— start MATERIAL PROVIDED —

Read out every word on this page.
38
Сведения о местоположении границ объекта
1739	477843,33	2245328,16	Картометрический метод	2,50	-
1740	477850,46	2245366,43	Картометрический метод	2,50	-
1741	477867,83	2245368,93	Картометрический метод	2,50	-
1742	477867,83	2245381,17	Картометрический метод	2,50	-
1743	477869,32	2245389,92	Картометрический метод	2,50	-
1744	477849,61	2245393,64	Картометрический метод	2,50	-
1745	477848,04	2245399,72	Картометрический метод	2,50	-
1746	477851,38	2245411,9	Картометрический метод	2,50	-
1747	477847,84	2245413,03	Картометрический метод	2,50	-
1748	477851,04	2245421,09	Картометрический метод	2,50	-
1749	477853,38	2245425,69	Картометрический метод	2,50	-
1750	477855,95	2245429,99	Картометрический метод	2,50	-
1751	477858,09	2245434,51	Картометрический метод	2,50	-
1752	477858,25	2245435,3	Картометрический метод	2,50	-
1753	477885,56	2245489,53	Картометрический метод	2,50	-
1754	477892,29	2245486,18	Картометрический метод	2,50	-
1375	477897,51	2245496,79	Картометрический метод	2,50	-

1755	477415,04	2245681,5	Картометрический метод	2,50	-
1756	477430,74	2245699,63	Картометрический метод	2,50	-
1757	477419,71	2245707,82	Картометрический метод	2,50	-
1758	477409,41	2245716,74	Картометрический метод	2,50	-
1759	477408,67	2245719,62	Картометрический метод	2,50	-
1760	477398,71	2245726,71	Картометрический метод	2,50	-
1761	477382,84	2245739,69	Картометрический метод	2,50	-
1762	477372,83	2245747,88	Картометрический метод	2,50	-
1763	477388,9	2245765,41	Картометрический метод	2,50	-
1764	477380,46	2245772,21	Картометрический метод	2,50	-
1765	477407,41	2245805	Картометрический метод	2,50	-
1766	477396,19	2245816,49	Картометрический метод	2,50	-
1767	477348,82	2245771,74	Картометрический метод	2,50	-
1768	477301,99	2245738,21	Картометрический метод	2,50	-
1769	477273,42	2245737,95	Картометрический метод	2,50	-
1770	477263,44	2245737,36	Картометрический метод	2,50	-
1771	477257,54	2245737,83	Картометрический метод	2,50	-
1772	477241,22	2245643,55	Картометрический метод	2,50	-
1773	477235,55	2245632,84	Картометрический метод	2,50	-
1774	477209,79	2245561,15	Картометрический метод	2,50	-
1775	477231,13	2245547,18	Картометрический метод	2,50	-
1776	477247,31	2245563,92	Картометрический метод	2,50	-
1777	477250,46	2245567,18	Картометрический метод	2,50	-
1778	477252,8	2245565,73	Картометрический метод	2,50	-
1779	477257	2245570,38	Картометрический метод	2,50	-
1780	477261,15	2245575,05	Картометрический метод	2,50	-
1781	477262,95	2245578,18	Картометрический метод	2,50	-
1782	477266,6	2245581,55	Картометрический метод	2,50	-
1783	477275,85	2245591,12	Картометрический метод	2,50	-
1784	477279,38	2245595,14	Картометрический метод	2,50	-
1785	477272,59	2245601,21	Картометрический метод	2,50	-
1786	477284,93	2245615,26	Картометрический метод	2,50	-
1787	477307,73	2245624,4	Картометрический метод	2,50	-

— end MATERIAL PROVIDED —

WRITTEN REQUEST — Print the complete listing again, exactly as it stands.

PROBLEM SOLUTION —
Read out every word on this page.
38
Сведения о местоположении границ объекта
1739	477843,33	2245328,16	Картометрический метод	2,50	-
1740	477850,46	2245366,43	Картометрический метод	2,50	-
1741	477867,83	2245368,93	Картометрический метод	2,50	-
1742	477867,83	2245381,17	Картометрический метод	2,50	-
1743	477869,32	2245389,92	Картометрический метод	2,50	-
1744	477849,61	2245393,64	Картометрический метод	2,50	-
1745	477848,04	2245399,72	Картометрический метод	2,50	-
1746	477851,38	2245411,9	Картометрический метод	2,50	-
1747	477847,84	2245413,03	Картометрический метод	2,50	-
1748	477851,04	2245421,09	Картометрический метод	2,50	-
1749	477853,38	2245425,69	Картометрический метод	2,50	-
1750	477855,95	2245429,99	Картометрический метод	2,50	-
1751	477858,09	2245434,51	Картометрический метод	2,50	-
1752	477858,25	2245435,3	Картометрический метод	2,50	-
1753	477885,56	2245489,53	Картометрический метод	2,50	-
1754	477892,29	2245486,18	Картометрический метод	2,50	-
1375	477897,51	2245496,79	Картометрический метод	2,50	-

1755	477415,04	2245681,5	Картометрический метод	2,50	-
1756	477430,74	2245699,63	Картометрический метод	2,50	-
1757	477419,71	2245707,82	Картометрический метод	2,50	-
1758	477409,41	2245716,74	Картометрический метод	2,50	-
1759	477408,67	2245719,62	Картометрический метод	2,50	-
1760	477398,71	2245726,71	Картометрический метод	2,50	-
1761	477382,84	2245739,69	Картометрический метод	2,50	-
1762	477372,83	2245747,88	Картометрический метод	2,50	-
1763	477388,9	2245765,41	Картометрический метод	2,50	-
1764	477380,46	2245772,21	Картометрический метод	2,50	-
1765	477407,41	2245805	Картометрический метод	2,50	-
1766	477396,19	2245816,49	Картометрический метод	2,50	-
1767	477348,82	2245771,74	Картометрический метод	2,50	-
1768	477301,99	2245738,21	Картометрический метод	2,50	-
1769	477273,42	2245737,95	Картометрический метод	2,50	-
1770	477263,44	2245737,36	Картометрический метод	2,50	-
1771	477257,54	2245737,83	Картометрический метод	2,50	-
1772	477241,22	2245643,55	Картометрический метод	2,50	-
1773	477235,55	2245632,84	Картометрический метод	2,50	-
1774	477209,79	2245561,15	Картометрический метод	2,50	-
1775	477231,13	2245547,18	Картометрический метод	2,50	-
1776	477247,31	2245563,92	Картометрический метод	2,50	-
1777	477250,46	2245567,18	Картометрический метод	2,50	-
1778	477252,8	2245565,73	Картометрический метод	2,50	-
1779	477257	2245570,38	Картометрический метод	2,50	-
1780	477261,15	2245575,05	Картометрический метод	2,50	-
1781	477262,95	2245578,18	Картометрический метод	2,50	-
1782	477266,6	2245581,55	Картометрический метод	2,50	-
1783	477275,85	2245591,12	Картометрический метод	2,50	-
1784	477279,38	2245595,14	Картометрический метод	2,50	-
1785	477272,59	2245601,21	Картометрический метод	2,50	-
1786	477284,93	2245615,26	Картометрический метод	2,50	-
1787	477307,73	2245624,4	Картометрический метод	2,50	-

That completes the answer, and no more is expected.